Gypsies – Human rights – Right to respect for private and family life – Appellants purchasing land in area of outstanding natural beauty – Planning permission refused for siting of residential caravans on site – Inspector finding no interference with home where appellants not yet resident on appeal site – Whether inspector erring in view that Article 8 not engaged – Whether consideration of Article 8(2) would have affected outcome of decision – Appeal dismissed

The appellant gypsies purchased two adjoining plots of land in respect of which they applied for planning permission for a change of use to a residential caravan site. The second respondent local planning authority refused the application and the appellant appealed to the first respondent’s inspector. Meanwhile, they continued to live elsewhere; at the date of the appeal hearing, they were living in a caravan in a roadside lay-by. The inspector considered various factors, including: (i) the need for a site to accommodate the appellants and for additional gypsy sites in that area generally; and (ii) the importance of stability from the point of view both of health and the education of the second appellant’s children. However, dismissing the appeal, he concluded that such considerations did not outweigh the harm that the development would cause to the character and appearance of the area, which lay within an area of outstanding natural beauty. He found that, because they did not live on the appeal site, there was no interference with the appellants’ right to respect for their homes under Article 8 of the European Convention on Human Rights.

________

:: Exercise ::
According to the case summary, where were the appellants living at the date of the appeal hearing?

Element and region data:

________

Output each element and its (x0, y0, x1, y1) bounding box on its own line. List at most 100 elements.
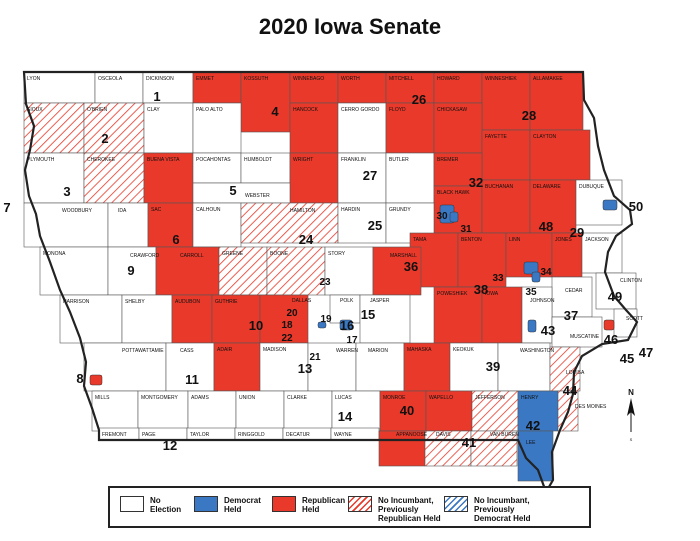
legend-label-line: Previously (378, 505, 419, 514)
county-van-buren (470, 430, 518, 467)
district-number: 31 (460, 224, 472, 235)
legend-label: No Incumbant, Previously Republican Held (378, 496, 441, 523)
district-number: 29 (570, 225, 584, 240)
district-number: 4 (271, 104, 279, 119)
county-label: POWESHIEK (437, 291, 468, 297)
county-floyd (385, 102, 435, 154)
county-label: POCAHONTAS (196, 157, 231, 163)
county-mitchell (385, 71, 435, 104)
district-number: 37 (564, 308, 578, 323)
county-label: SCOTT (626, 316, 643, 322)
district-number: 14 (338, 409, 353, 424)
county-story (324, 246, 374, 296)
district-number: 3 (63, 184, 70, 199)
county-label: CARROLL (180, 253, 204, 259)
county-label: WOODBURY (62, 208, 93, 214)
county-label: KEOKUK (453, 347, 475, 353)
county-label: CLARKE (287, 395, 308, 401)
county-label: SIOUX (27, 107, 43, 113)
county-clay (143, 102, 194, 154)
county-label: JONES (555, 237, 572, 243)
county-label: ALLAMAKEE (533, 76, 563, 82)
legend-item-none: No Election (120, 496, 181, 514)
district-number: 45 (620, 351, 634, 366)
county-worth (337, 71, 387, 104)
county-cedar (551, 276, 593, 318)
county-label: MARSHALL (390, 253, 417, 259)
iowa-state-outline (22, 70, 639, 495)
county-monroe (379, 390, 427, 432)
county-label: JASPER (370, 298, 390, 304)
county-humboldt (240, 152, 291, 184)
county-plymouth (23, 152, 85, 204)
legend-label-line: Held (224, 505, 242, 514)
district-number: 44 (563, 383, 578, 398)
legend-label-line: Democrat (224, 496, 261, 505)
county-howard (433, 71, 483, 104)
metro-area-cedar-falls-metro (449, 211, 459, 223)
metro-area-west-des-moines-metro (317, 321, 327, 329)
county-calhoun (192, 202, 242, 248)
district-number: 10 (249, 318, 263, 333)
county-jasper (359, 294, 411, 344)
legend-label: Republican Held (302, 496, 345, 514)
county-label: WINNEBAGO (293, 76, 324, 82)
legend-label: No Election (150, 496, 181, 514)
county-jefferson (471, 390, 519, 432)
map-legend: No Election Democrat Held Republican Held No I… (108, 486, 591, 528)
county-label: BREMER (437, 157, 459, 163)
county-label: KOSSUTH (244, 76, 269, 82)
district-number: 6 (172, 232, 179, 247)
compass-letter: N (628, 388, 634, 397)
county-label: MILLS (95, 395, 110, 401)
district-number: 43 (541, 323, 555, 338)
county-label: CLAYTON (533, 134, 557, 140)
legend-item-rep: Republican Held (272, 496, 345, 514)
county-label: HANCOCK (293, 107, 319, 113)
county-label: CLINTON (620, 278, 642, 284)
county-label: DELAWARE (533, 184, 561, 190)
county-label: CALHOUN (196, 207, 221, 213)
county-label: SAC (151, 207, 162, 213)
legend-label-line: No Incumbant, (474, 496, 530, 505)
county-label: DICKINSON (146, 76, 174, 82)
district-number: 13 (298, 361, 312, 376)
county-keokuk (449, 342, 499, 392)
map-title: 2020 Iowa Senate (258, 14, 442, 39)
county-label: IDA (118, 208, 127, 214)
county-label: IOWA (485, 291, 499, 297)
district-number: 38 (474, 282, 488, 297)
county-ida (107, 202, 149, 248)
district-number: 15 (361, 307, 375, 322)
legend-label: No Incumbant, Previously Democrat Held (474, 496, 530, 523)
county-label: BUTLER (389, 157, 409, 163)
legend-swatch (348, 496, 372, 512)
county-muscatine (551, 316, 603, 348)
county-mahaska (403, 342, 451, 392)
county-monona (39, 246, 109, 296)
county-buena-vista (143, 152, 194, 204)
district-number: 26 (412, 92, 426, 107)
county-label: UNION (239, 395, 256, 401)
county-label: DALLAS (292, 298, 312, 304)
county-lucas (331, 390, 381, 432)
district-number: 30 (436, 211, 448, 222)
county-dallas (259, 294, 309, 344)
county-label: WAPELLO (429, 395, 453, 401)
county-label: ADAIR (217, 347, 233, 353)
county-hardin (337, 202, 387, 244)
county-greene (218, 246, 268, 296)
district-number: 17 (346, 335, 358, 346)
county-label: WINNESHIEK (485, 76, 517, 82)
county-label: LEE (526, 440, 536, 446)
district-number: 19 (320, 314, 332, 325)
legend-label-line: No (150, 496, 161, 505)
metro-area-iowa-city-metro (527, 319, 537, 333)
county-label: HOWARD (437, 76, 460, 82)
county-label: FLOYD (389, 107, 406, 113)
county-washington (497, 342, 551, 392)
legend-label-line: Previously (474, 505, 515, 514)
legend-swatch (272, 496, 296, 512)
county-label: MADISON (263, 347, 287, 353)
county-label: LINN (509, 237, 521, 243)
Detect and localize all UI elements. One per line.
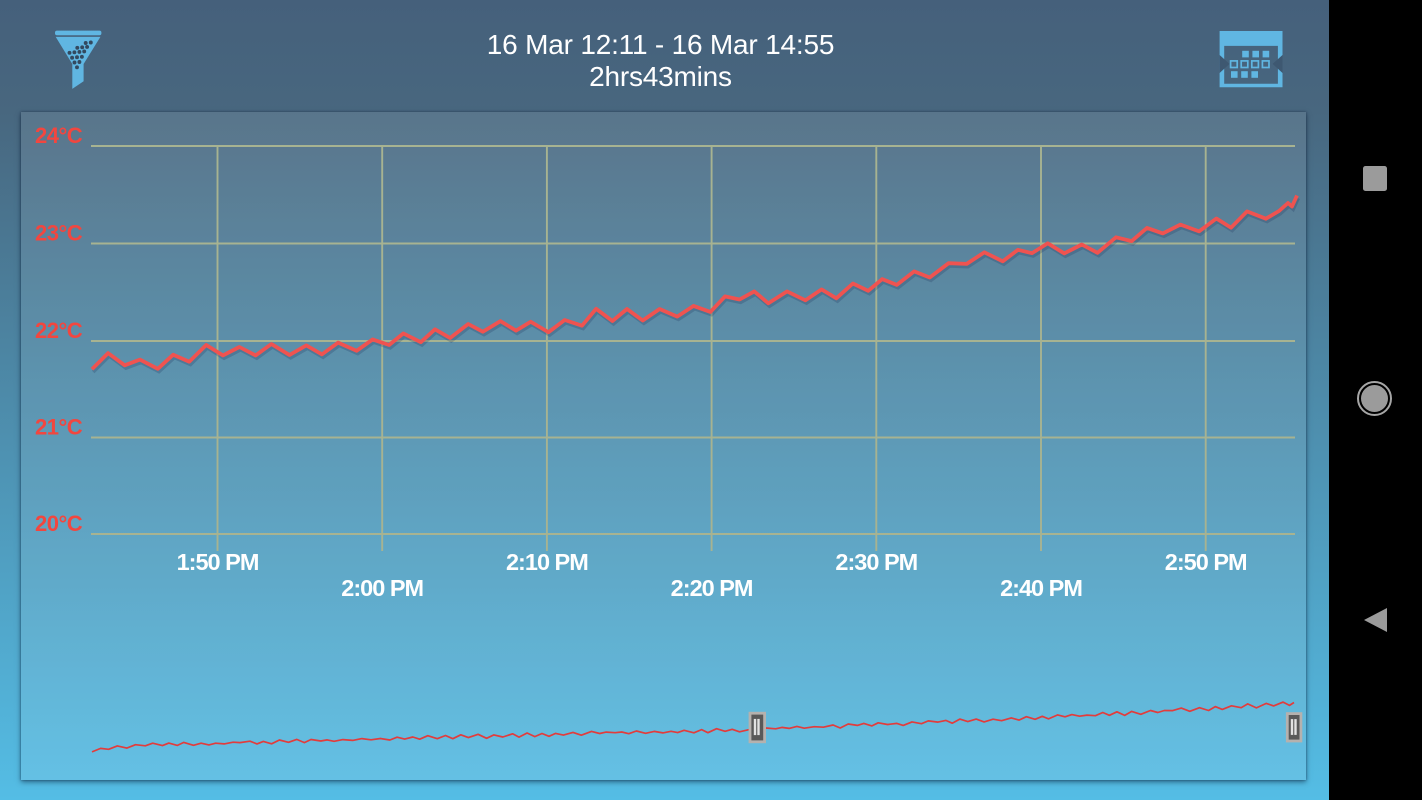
svg-text:2:50 PM: 2:50 PM (1165, 549, 1247, 575)
svg-text:23°C: 23°C (35, 220, 83, 245)
svg-text:22°C: 22°C (35, 318, 83, 343)
svg-text:1:50 PM: 1:50 PM (177, 549, 259, 575)
svg-text:2:30 PM: 2:30 PM (835, 549, 917, 575)
svg-text:2:00 PM: 2:00 PM (341, 575, 423, 601)
svg-text:21°C: 21°C (35, 414, 83, 439)
svg-text:2:20 PM: 2:20 PM (671, 575, 753, 601)
svg-text:20°C: 20°C (35, 511, 83, 536)
svg-text:2:10 PM: 2:10 PM (506, 549, 588, 575)
svg-text:24°C: 24°C (35, 123, 83, 148)
svg-text:2:40 PM: 2:40 PM (1000, 575, 1082, 601)
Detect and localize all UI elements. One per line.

________

:: Solution to this exercise ::
In a caravan in a roadside lay-by.